WRITTEN EXERCISE
The records below are split into lines. How many of those lines contain the string "JSON"? Reply with the number only.

— Start DATA LINES —

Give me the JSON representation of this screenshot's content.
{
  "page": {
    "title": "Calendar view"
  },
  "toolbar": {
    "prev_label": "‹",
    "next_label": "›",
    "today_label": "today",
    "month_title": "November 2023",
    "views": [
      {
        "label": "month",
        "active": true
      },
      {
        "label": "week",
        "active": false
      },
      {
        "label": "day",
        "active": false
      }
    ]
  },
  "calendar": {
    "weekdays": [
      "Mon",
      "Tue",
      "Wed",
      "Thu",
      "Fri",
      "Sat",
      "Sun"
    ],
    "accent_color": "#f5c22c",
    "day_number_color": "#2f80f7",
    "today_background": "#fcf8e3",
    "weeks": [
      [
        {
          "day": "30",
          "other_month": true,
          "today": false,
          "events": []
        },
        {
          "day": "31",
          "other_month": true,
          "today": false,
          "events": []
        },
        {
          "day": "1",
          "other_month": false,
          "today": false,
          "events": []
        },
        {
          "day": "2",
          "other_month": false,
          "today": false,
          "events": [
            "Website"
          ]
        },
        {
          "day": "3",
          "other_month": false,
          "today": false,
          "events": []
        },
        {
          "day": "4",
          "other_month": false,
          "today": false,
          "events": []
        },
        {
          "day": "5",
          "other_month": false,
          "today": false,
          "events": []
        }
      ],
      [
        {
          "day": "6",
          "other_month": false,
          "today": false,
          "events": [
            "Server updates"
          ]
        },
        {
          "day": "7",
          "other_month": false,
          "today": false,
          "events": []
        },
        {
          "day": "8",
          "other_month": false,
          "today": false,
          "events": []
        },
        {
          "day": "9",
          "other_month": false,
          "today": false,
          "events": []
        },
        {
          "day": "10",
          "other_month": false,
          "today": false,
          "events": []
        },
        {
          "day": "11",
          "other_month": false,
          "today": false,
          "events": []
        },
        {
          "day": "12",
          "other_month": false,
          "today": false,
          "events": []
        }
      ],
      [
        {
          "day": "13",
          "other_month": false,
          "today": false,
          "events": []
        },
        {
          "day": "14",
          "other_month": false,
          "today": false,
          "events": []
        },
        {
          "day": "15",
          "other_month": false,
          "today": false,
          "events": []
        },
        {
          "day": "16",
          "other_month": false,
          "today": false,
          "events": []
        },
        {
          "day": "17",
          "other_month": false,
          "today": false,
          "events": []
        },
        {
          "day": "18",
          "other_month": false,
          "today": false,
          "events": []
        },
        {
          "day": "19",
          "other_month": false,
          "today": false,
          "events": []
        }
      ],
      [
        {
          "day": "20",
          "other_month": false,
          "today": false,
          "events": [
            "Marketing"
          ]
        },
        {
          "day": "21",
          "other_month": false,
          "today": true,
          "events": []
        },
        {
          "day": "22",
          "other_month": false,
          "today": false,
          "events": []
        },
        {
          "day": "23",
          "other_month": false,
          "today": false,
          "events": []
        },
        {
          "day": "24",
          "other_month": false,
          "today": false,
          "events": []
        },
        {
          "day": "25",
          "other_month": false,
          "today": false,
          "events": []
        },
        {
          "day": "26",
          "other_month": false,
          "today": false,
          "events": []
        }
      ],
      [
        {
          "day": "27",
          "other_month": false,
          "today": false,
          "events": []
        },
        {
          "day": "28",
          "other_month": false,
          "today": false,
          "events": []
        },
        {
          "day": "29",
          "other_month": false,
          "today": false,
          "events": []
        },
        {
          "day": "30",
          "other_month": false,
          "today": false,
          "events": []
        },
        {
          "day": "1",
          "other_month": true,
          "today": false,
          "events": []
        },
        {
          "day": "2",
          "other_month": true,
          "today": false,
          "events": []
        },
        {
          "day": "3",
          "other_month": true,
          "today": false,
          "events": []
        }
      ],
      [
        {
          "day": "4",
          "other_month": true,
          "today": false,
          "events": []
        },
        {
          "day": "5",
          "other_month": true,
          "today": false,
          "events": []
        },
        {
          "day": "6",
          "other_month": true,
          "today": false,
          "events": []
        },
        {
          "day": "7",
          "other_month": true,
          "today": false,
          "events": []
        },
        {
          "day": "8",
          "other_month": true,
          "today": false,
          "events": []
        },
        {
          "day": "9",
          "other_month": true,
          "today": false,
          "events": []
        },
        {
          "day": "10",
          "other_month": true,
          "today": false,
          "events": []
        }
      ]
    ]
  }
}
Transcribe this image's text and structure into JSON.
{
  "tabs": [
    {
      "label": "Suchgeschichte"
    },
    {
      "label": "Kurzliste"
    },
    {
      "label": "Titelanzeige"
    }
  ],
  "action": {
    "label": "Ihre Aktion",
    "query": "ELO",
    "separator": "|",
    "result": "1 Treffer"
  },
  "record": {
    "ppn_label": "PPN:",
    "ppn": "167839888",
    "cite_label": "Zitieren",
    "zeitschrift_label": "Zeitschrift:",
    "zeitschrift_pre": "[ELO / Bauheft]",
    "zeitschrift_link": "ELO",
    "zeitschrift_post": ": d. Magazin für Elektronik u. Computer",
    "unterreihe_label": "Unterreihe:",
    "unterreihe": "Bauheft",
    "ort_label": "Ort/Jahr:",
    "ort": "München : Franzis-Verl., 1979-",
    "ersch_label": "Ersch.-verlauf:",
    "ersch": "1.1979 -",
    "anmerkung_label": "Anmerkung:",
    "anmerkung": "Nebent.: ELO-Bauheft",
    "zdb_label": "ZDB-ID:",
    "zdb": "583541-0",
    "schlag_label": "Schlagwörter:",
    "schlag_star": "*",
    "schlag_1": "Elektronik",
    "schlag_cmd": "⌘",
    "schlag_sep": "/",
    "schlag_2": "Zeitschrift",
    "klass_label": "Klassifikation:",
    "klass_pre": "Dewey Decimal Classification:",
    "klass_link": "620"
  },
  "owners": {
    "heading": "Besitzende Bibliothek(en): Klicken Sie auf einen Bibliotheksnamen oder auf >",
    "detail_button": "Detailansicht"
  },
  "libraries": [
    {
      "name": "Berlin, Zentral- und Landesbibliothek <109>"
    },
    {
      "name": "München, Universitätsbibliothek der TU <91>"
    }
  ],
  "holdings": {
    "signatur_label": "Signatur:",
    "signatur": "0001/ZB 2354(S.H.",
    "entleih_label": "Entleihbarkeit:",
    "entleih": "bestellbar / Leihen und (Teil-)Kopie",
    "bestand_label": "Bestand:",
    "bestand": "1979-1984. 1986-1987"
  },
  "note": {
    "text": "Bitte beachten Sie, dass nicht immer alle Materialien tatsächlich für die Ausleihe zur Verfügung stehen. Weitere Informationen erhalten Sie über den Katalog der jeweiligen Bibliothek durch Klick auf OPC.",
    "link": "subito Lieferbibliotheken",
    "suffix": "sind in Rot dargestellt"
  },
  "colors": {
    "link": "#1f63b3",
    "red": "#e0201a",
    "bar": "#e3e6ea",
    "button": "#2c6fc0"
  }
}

— End DATA LINES —

WRITTEN ANSWER
2